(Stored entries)

((

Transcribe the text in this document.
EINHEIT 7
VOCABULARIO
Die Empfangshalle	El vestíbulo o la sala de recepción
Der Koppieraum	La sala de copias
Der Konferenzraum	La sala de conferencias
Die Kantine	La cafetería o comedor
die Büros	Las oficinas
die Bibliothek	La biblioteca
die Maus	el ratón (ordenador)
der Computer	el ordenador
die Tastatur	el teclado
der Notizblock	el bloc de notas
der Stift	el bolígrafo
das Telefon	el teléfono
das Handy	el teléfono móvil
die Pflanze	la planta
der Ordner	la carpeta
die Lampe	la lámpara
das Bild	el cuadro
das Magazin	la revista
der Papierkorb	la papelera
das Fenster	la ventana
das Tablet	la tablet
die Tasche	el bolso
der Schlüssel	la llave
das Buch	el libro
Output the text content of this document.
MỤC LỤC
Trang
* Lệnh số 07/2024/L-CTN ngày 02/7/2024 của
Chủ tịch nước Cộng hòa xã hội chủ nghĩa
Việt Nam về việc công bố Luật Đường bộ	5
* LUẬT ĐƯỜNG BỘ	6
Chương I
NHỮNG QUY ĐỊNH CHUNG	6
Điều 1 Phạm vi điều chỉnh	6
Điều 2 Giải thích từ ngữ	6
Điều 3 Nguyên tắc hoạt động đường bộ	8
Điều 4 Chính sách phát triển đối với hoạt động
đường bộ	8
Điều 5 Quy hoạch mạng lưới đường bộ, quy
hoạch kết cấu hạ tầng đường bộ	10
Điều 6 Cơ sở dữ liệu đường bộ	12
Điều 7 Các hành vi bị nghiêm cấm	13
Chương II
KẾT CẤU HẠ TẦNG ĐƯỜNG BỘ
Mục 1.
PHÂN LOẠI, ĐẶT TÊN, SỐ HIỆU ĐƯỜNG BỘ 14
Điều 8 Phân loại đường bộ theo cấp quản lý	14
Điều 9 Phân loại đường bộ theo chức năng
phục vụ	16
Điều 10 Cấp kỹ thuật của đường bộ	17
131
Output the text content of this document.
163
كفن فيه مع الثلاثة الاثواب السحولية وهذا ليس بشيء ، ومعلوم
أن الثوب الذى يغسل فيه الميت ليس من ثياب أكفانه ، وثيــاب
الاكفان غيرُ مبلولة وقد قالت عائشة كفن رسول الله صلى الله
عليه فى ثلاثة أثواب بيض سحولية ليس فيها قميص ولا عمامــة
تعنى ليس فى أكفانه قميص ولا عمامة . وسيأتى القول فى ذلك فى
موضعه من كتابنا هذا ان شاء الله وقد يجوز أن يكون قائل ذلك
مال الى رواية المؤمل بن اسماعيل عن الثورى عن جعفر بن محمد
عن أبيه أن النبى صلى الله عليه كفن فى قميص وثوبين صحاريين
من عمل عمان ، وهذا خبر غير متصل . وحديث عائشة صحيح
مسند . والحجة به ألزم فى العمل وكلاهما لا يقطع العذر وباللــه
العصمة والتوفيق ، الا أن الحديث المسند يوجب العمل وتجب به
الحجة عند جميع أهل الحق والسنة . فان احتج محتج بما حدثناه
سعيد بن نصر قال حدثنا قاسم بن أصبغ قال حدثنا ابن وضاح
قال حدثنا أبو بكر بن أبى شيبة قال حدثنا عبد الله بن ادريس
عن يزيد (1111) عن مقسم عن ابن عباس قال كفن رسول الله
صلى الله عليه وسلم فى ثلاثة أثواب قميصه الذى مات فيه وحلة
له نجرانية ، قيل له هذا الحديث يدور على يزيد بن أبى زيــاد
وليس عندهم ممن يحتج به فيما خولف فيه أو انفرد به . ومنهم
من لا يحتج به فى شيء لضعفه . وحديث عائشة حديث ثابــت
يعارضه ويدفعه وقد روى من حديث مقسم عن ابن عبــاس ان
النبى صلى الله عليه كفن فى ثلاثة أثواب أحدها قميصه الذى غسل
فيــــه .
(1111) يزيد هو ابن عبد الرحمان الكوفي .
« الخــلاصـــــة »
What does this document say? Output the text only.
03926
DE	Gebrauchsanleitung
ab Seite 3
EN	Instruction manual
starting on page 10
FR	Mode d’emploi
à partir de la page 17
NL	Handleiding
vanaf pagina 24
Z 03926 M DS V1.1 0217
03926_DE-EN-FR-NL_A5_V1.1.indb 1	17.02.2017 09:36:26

))

Directions for this task
In the listing above, find the line with "What does this" and set down that line and all after it exactly, through the final line.

Solution to this problem
What does this document say? Output the text only.
03926
DE	Gebrauchsanleitung
ab Seite 3
EN	Instruction manual
starting on page 10
FR	Mode d’emploi
à partir de la page 17
NL	Handleiding
vanaf pagina 24
Z 03926 M DS V1.1 0217
03926_DE-EN-FR-NL_A5_V1.1.indb 1	17.02.2017 09:36:26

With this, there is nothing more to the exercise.